Each line below that contains "person" counts once; report the total and nothing more.

▼

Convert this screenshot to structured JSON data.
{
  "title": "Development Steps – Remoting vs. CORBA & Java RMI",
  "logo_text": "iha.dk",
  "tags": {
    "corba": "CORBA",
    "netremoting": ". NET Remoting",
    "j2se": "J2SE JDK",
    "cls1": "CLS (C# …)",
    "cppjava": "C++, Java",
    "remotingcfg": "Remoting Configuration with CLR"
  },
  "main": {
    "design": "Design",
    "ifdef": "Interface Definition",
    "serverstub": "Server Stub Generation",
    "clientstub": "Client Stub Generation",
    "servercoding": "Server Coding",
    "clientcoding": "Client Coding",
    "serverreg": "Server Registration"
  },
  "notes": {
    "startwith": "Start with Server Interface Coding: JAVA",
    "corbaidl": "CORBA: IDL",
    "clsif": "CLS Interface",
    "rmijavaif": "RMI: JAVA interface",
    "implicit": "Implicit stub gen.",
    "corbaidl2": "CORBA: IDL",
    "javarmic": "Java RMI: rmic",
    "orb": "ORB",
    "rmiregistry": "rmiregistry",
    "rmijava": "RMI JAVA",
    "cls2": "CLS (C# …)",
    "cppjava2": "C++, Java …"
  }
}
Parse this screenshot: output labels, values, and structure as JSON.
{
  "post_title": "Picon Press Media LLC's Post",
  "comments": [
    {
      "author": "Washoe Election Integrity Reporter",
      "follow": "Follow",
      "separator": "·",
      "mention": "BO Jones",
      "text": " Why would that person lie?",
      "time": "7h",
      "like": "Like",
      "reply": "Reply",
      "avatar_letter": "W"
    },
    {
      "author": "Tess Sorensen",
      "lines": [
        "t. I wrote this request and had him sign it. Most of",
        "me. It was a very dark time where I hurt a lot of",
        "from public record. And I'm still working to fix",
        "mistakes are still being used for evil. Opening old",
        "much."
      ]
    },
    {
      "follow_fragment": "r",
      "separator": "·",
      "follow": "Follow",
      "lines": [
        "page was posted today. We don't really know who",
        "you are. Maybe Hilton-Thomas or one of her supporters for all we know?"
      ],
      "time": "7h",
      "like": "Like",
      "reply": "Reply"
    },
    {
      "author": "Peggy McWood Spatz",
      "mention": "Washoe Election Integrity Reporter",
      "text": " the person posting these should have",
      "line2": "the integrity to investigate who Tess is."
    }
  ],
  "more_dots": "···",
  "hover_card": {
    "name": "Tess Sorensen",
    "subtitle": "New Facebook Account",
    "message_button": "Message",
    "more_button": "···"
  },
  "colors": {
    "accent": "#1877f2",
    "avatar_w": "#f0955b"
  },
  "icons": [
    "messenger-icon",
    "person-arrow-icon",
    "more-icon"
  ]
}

▲

▶ _Response to the exercise_
3